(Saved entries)
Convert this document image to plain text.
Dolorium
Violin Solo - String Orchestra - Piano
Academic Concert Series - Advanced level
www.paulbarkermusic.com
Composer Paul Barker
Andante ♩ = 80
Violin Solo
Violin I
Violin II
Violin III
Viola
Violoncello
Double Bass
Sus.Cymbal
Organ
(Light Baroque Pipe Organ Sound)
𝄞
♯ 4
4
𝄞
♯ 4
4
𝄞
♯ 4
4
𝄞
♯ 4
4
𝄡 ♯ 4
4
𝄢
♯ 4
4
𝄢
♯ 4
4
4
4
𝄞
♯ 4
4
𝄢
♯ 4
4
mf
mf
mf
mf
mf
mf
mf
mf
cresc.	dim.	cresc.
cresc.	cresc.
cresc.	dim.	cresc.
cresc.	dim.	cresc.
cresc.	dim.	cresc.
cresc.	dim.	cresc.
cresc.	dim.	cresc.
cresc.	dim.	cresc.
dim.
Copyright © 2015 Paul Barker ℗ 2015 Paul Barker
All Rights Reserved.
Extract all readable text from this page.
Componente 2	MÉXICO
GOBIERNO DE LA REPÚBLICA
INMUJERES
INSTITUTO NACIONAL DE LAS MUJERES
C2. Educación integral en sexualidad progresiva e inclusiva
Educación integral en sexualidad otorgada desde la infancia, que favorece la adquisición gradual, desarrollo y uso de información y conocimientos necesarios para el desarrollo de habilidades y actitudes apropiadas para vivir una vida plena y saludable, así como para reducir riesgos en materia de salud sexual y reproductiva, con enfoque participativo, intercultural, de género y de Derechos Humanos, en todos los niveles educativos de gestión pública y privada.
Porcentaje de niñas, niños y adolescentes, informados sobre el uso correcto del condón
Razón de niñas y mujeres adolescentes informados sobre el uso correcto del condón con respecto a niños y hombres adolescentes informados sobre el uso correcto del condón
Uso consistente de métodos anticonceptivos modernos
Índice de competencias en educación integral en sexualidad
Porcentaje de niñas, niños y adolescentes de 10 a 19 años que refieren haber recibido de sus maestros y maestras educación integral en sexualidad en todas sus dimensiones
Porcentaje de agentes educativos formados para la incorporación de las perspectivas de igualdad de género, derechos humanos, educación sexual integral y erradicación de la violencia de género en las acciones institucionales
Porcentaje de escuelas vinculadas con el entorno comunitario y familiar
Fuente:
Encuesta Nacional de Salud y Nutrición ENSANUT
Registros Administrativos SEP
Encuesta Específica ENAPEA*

YOUR GOAL: Which lines of the data above contain "niños"? Copy each one.

WRITTEN ANSWER:
Porcentaje de niñas, niños y adolescentes, informados sobre el uso correcto del condón
Razón de niñas y mujeres adolescentes informados sobre el uso correcto del condón con respecto a niños y hombres adolescentes informados sobre el uso correcto del condón
Porcentaje de niñas, niños y adolescentes de 10 a 19 años que refieren haber recibido de sus maestros y maestras educación integral en sexualidad en todas sus dimensiones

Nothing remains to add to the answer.